>> Begin

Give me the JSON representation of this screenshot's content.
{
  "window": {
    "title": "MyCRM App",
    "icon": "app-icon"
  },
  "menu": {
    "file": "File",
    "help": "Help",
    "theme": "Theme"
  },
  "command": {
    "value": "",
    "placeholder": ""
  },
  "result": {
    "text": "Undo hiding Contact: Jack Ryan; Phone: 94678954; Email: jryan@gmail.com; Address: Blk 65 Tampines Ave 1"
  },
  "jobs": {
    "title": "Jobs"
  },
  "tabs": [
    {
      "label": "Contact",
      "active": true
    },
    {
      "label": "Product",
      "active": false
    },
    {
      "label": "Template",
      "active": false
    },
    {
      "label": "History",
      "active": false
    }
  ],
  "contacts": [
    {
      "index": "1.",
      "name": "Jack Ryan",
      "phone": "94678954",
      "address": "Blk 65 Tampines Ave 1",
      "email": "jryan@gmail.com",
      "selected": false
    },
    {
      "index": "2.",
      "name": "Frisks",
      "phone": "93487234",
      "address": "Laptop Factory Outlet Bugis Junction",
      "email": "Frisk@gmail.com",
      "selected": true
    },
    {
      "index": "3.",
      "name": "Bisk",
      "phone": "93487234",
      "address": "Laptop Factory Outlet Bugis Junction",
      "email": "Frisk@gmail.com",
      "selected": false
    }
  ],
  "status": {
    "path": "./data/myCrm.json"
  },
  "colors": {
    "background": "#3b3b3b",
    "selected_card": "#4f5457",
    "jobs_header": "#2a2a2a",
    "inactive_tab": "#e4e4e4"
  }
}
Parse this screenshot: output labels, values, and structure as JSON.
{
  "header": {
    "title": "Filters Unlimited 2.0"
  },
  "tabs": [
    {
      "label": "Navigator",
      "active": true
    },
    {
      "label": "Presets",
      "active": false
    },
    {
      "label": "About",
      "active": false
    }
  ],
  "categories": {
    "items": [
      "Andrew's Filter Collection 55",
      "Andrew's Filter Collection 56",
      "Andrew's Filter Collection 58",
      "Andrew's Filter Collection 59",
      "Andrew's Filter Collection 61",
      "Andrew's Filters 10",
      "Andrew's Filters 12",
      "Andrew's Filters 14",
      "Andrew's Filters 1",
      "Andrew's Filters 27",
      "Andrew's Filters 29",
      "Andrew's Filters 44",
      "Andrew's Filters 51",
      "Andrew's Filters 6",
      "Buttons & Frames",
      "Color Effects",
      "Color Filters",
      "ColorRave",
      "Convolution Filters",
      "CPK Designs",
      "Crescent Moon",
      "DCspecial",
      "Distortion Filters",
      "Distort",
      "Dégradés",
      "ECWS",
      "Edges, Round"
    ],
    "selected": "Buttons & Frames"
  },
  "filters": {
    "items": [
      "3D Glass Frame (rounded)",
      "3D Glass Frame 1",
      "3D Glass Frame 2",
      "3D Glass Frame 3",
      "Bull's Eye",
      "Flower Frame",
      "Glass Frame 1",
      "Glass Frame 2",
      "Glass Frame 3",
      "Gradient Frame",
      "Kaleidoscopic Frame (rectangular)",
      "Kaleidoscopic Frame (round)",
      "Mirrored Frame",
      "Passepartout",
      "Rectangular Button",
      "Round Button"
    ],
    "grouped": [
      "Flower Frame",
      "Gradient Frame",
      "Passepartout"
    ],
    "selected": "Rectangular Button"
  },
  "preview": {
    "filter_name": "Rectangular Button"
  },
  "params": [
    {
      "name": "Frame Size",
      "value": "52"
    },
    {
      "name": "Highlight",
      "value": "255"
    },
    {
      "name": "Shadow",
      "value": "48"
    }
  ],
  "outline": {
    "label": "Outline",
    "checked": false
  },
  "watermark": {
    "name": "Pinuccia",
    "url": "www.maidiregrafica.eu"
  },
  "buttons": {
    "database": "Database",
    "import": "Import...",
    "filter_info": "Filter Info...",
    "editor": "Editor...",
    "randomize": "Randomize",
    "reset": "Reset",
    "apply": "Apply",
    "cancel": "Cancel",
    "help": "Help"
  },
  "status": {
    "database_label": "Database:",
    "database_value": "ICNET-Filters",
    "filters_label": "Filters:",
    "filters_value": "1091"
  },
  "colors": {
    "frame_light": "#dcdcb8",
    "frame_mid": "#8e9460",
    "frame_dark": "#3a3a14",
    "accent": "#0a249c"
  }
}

>> End

EXERCISE PROMPT:
Each line above that holds the string "screenshot" should be copied and shown.

CORRECT OUTPUT:
Give me the JSON representation of this screenshot's content.
Parse this screenshot: output labels, values, and structure as JSON.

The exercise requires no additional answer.